Source text:

────

Monitoring Email Storm Mitigation

No one likes to get flooded with email, most times its just annoying, but it can also mask a real problem. If in those 2000 emails is a single email saying the database was just corrupted, you really don’t want to miss it. There are several tools and ways to control email, but unfortunately most MTA’s don’t have a way to set a threshold over time variable. There is no way to say if N emails go out in N minutes stop sending email.

This solution is just one of many and focuses mostly on Nagios and Icinga. Using Simple Event Coordinatorr and the following rule set you can stop an email storm before it gets out of control. Installing SEC is very simple, most distributions already have it in there repos or you can install it from source, it is a single perl script and man page. SEC has also been known to work on Windows and OSX as well, I am currently running it on Cent6.4 and Slackware 14.1.

To get started download the latest version of the rule set from Github here then launch sec with the following command

sec -conf=email_throttle.conf -input=/path/to/monitoring/log/file

You could also use the ‘-detach’ switch to make it run as a daemon.

The rule starts by parsing the icinga.log for all notifications, if greater than 25 get sent out over a sliding 60s period the action takes place. The initial action is to send an email notification out, create a context, then stop sendmail and wait 30s. It will then open up a second input stream, in this case maillog, you need to start tail with ‘-n 0’ or else it will trip instantly.

────

[Spatial annotation records]
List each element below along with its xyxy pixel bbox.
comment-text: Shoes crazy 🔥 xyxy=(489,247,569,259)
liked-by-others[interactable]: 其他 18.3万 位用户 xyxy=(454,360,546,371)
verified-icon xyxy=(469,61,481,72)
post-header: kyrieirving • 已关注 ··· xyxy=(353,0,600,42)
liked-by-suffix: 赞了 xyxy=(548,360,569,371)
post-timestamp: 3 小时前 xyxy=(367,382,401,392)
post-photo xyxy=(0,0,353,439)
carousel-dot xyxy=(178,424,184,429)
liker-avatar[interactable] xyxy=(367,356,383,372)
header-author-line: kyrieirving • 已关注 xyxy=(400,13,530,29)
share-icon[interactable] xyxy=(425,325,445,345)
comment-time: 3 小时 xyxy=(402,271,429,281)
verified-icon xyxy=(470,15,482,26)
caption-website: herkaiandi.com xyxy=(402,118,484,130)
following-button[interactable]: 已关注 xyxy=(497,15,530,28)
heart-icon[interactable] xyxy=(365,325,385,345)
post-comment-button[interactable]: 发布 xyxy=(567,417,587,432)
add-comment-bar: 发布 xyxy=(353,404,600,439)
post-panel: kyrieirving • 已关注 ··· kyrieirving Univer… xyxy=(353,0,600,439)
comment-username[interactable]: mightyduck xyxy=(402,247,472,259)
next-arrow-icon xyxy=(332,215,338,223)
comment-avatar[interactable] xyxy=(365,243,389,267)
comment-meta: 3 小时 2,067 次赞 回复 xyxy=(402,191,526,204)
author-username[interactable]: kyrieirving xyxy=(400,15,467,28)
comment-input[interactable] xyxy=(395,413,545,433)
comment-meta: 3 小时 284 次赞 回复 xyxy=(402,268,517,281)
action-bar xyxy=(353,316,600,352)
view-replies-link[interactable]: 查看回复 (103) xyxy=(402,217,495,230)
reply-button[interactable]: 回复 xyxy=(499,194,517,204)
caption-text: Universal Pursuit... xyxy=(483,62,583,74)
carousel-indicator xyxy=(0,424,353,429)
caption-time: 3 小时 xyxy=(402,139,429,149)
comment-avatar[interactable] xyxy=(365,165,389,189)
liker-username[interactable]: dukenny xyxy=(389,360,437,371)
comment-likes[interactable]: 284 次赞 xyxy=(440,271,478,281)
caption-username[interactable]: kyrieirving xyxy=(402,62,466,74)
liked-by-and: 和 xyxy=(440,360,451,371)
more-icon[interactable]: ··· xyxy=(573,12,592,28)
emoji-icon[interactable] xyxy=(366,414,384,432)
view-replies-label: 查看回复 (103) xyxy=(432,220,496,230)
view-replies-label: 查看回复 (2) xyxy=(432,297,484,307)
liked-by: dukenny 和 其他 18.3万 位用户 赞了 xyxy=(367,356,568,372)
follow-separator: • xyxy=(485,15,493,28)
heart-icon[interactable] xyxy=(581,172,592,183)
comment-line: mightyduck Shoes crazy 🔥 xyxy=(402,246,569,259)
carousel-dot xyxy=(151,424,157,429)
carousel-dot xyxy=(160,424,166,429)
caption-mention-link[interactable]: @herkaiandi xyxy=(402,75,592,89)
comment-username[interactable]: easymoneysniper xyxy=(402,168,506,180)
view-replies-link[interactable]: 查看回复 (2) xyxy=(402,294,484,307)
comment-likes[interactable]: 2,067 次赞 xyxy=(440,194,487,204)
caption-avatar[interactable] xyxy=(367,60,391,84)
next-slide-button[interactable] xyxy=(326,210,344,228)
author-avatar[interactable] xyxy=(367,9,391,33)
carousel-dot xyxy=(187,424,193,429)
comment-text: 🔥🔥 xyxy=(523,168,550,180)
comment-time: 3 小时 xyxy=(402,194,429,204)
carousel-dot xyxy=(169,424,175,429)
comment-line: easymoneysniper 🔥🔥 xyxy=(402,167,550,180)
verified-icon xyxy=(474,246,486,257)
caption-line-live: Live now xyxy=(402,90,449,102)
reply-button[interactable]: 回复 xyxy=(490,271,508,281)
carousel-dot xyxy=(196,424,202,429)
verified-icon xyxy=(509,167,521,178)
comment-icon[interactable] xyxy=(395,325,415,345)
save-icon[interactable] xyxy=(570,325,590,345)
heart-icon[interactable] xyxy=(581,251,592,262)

────

Job A: Which operating systems does the email storm text name as ones SEC runs on or has been known to work on? List them all.
Job B: Pick up the email storm text after its final sentence and keep writing it.
The records are separate material with no connection to the email storm text.

Final result A:
- Windows
- OSX
- Cent6.4
- Slackware 14.1

Final result B:
The second rule parses the maillog to make sure email has indeed been stopped, it looks for a dsn, Delivery Status Notification, of any type to be set out, if it sees one then the second action takes place. At this point monitoring is stopped on the machine, and a second email is sent out (if possible). Another context is created and we sleep for 30s more. At this point the final rule sees the context it is looking for has been created and if it sees any more mail it will shutdown the server.

I am well aware of how shutting down a server is a BAD idea, but without manual intervention and troubleshooting this is the only way to be absolute. The third rule could always be removed and the window increased to give the technician time to look at the issue first-hand but if that won’t be the case, or access to the machine is difficult this last rule will at least stop the follow of email without question. You could also modify it to create a dump, log some data, etc as well before it powers off.

type=SingleWithThreshold
ptype=RegExp
pattern=dsn=(\d+)\.(\d+)\.(\d+)
context=maillog_tripped
desc=$0
action=shellcmd shutdown -h now 
window=10
thresh=2

type=SingleWithThreshold
ptype=RegExp
pattern=dsn=(\d+)\.(\d+)\.(\d+)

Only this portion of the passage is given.